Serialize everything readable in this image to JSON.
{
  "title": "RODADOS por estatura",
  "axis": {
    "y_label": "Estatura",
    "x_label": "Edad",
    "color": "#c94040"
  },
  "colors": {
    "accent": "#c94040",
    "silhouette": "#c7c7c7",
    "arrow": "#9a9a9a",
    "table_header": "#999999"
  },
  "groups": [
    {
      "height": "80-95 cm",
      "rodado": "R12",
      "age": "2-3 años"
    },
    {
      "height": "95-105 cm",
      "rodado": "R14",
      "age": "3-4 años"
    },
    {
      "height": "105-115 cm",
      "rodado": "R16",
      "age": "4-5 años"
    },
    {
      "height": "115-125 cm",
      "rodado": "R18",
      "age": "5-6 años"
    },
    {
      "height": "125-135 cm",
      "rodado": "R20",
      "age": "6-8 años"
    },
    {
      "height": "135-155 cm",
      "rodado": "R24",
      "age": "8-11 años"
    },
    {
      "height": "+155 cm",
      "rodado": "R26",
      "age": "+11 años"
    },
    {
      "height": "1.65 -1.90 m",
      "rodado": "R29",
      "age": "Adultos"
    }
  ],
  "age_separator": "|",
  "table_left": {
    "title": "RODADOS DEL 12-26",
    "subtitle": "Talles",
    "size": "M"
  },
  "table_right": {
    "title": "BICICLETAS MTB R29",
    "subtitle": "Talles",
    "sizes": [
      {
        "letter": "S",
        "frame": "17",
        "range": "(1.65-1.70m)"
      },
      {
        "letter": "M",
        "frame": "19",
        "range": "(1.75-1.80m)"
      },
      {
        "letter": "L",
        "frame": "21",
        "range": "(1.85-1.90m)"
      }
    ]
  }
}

------------------------------------------------

EXERCISE:
Without changing a word, restate the whole listing.

RESULT OF THIS TASK:
Serialize everything readable in this image to JSON.
{
  "title": "RODADOS por estatura",
  "axis": {
    "y_label": "Estatura",
    "x_label": "Edad",
    "color": "#c94040"
  },
  "colors": {
    "accent": "#c94040",
    "silhouette": "#c7c7c7",
    "arrow": "#9a9a9a",
    "table_header": "#999999"
  },
  "groups": [
    {
      "height": "80-95 cm",
      "rodado": "R12",
      "age": "2-3 años"
    },
    {
      "height": "95-105 cm",
      "rodado": "R14",
      "age": "3-4 años"
    },
    {
      "height": "105-115 cm",
      "rodado": "R16",
      "age": "4-5 años"
    },
    {
      "height": "115-125 cm",
      "rodado": "R18",
      "age": "5-6 años"
    },
    {
      "height": "125-135 cm",
      "rodado": "R20",
      "age": "6-8 años"
    },
    {
      "height": "135-155 cm",
      "rodado": "R24",
      "age": "8-11 años"
    },
    {
      "height": "+155 cm",
      "rodado": "R26",
      "age": "+11 años"
    },
    {
      "height": "1.65 -1.90 m",
      "rodado": "R29",
      "age": "Adultos"
    }
  ],
  "age_separator": "|",
  "table_left": {
    "title": "RODADOS DEL 12-26",
    "subtitle": "Talles",
    "size": "M"
  },
  "table_right": {
    "title": "BICICLETAS MTB R29",
    "subtitle": "Talles",
    "sizes": [
      {
        "letter": "S",
        "frame": "17",
        "range": "(1.65-1.70m)"
      },
      {
        "letter": "M",
        "frame": "19",
        "range": "(1.75-1.80m)"
      },
      {
        "letter": "L",
        "frame": "21",
        "range": "(1.85-1.90m)"
      }
    ]
  }
}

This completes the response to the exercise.